— START OF DATA TO USE —

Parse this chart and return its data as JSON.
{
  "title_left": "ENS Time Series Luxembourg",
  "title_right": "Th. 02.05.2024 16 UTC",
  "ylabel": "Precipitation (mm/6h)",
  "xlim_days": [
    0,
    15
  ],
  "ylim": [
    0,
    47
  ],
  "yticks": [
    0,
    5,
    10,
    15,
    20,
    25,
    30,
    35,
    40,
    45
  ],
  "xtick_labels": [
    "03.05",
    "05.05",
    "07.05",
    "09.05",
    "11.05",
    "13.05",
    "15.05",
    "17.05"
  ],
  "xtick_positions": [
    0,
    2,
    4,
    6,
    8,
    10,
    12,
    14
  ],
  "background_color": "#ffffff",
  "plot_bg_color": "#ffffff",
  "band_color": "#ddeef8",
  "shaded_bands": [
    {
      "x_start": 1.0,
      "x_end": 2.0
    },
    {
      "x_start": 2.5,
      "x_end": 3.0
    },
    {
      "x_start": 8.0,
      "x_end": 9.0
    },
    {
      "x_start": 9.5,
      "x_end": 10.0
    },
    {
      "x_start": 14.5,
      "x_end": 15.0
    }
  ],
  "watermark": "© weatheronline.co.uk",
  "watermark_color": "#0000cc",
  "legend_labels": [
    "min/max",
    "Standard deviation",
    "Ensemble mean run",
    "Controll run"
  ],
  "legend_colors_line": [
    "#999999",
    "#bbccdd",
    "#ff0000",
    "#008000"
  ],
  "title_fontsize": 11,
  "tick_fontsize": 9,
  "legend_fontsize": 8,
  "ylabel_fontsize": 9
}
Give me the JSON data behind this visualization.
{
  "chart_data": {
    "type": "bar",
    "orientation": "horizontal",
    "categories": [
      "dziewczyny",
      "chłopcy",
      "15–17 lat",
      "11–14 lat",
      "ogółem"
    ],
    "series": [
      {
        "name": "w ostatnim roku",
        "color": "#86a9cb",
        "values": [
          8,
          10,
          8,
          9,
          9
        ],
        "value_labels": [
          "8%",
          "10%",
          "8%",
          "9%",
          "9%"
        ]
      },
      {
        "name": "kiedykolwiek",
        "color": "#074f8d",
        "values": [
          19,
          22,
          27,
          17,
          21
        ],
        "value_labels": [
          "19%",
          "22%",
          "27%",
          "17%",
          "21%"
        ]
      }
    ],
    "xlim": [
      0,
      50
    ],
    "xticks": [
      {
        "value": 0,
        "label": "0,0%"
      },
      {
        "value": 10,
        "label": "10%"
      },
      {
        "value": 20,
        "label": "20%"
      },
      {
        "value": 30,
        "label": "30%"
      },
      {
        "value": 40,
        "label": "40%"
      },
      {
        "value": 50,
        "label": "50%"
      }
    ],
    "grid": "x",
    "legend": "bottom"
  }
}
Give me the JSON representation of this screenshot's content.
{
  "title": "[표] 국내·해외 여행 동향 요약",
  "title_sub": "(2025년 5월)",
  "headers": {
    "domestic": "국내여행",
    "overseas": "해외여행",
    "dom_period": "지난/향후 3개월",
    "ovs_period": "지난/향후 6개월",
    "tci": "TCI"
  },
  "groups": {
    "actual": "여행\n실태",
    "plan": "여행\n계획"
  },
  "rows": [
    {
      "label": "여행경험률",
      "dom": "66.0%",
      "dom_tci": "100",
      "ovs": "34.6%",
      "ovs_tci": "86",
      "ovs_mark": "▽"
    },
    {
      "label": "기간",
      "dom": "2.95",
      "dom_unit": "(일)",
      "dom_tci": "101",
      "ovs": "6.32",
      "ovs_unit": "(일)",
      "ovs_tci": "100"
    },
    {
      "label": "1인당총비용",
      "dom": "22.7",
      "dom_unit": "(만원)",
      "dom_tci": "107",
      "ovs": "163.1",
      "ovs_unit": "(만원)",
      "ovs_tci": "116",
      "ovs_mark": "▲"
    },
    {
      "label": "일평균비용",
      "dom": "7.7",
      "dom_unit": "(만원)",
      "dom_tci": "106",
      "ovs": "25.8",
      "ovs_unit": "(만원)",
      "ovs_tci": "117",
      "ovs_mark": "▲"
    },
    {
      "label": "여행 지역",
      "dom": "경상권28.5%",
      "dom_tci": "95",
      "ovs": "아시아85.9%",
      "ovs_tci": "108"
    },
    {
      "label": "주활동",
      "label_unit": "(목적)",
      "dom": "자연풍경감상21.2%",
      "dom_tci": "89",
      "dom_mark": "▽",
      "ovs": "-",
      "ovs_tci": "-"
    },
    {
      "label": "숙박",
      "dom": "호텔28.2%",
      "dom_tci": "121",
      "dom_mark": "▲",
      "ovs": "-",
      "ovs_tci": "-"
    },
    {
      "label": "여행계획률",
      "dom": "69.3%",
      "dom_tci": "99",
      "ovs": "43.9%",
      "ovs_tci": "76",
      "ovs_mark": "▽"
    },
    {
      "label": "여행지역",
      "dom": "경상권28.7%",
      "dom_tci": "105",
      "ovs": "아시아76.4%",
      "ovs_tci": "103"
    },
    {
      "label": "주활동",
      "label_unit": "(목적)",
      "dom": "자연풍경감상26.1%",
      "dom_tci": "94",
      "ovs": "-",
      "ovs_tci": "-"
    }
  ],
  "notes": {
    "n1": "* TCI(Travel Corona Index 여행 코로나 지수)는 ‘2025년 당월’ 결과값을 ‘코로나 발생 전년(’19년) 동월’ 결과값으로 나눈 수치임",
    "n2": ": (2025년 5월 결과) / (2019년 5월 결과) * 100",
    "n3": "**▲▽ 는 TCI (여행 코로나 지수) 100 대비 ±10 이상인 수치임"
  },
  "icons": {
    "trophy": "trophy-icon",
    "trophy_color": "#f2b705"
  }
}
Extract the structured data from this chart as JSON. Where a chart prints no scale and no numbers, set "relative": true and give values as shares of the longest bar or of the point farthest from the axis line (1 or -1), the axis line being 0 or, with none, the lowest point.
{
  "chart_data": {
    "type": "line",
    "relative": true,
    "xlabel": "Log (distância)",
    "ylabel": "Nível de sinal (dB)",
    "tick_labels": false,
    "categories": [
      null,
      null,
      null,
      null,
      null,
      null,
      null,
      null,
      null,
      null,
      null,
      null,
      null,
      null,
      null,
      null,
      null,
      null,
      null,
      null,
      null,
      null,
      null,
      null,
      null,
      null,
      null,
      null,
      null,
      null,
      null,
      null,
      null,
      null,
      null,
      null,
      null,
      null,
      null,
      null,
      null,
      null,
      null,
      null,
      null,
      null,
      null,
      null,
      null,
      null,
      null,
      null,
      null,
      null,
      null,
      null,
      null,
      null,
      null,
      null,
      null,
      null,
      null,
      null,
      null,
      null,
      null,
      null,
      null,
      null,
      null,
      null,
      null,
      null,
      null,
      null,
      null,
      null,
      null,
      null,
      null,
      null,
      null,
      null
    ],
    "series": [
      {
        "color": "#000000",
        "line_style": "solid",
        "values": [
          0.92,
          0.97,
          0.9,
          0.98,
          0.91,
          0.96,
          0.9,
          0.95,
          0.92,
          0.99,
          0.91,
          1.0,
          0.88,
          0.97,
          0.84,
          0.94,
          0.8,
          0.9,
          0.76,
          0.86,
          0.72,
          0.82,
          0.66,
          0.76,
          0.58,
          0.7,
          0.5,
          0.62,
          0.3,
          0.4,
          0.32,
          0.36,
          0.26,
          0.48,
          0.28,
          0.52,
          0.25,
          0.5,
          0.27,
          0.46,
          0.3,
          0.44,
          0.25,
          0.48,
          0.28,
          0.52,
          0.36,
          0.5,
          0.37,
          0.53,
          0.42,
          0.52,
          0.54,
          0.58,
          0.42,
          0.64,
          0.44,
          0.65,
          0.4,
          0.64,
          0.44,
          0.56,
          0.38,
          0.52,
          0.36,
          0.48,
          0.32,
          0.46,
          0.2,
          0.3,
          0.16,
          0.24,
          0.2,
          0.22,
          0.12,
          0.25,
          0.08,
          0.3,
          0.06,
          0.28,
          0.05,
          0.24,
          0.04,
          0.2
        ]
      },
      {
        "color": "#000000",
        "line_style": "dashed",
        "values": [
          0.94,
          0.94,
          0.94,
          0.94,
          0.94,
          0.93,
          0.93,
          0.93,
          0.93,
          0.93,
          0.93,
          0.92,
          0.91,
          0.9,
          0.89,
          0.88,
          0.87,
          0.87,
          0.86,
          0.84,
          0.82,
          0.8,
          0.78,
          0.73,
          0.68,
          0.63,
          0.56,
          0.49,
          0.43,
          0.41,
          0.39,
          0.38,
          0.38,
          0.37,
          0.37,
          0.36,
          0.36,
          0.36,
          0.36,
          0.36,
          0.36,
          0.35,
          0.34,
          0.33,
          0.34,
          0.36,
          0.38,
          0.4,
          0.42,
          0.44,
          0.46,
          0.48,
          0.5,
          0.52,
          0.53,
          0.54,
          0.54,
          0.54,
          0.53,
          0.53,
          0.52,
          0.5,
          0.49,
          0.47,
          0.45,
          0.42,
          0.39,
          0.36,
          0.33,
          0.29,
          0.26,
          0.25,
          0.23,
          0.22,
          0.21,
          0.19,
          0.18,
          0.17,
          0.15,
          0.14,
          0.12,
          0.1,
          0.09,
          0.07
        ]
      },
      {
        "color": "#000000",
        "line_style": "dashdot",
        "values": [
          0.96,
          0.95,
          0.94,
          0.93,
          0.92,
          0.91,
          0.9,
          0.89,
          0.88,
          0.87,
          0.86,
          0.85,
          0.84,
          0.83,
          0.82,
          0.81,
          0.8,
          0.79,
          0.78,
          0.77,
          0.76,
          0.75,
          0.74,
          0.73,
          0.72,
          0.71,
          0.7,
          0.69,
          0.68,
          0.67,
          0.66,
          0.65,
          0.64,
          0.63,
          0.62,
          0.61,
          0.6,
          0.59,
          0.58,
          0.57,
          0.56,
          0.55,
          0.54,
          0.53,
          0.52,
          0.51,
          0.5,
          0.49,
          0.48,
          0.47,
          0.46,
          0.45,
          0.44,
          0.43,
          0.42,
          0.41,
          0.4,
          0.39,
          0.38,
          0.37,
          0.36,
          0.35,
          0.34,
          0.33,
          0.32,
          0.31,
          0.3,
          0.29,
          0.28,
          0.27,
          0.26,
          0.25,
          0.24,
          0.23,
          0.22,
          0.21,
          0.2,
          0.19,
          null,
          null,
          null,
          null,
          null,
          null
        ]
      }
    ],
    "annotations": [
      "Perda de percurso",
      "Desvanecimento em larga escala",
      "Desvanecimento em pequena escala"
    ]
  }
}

— END OF DATA TO USE —

SHORT PROBLEM:
Extract every line containing the string "ffffff" from the material.

FINAL RESULT:
  "background_color": "#ffffff",
  "plot_bg_color": "#ffffff",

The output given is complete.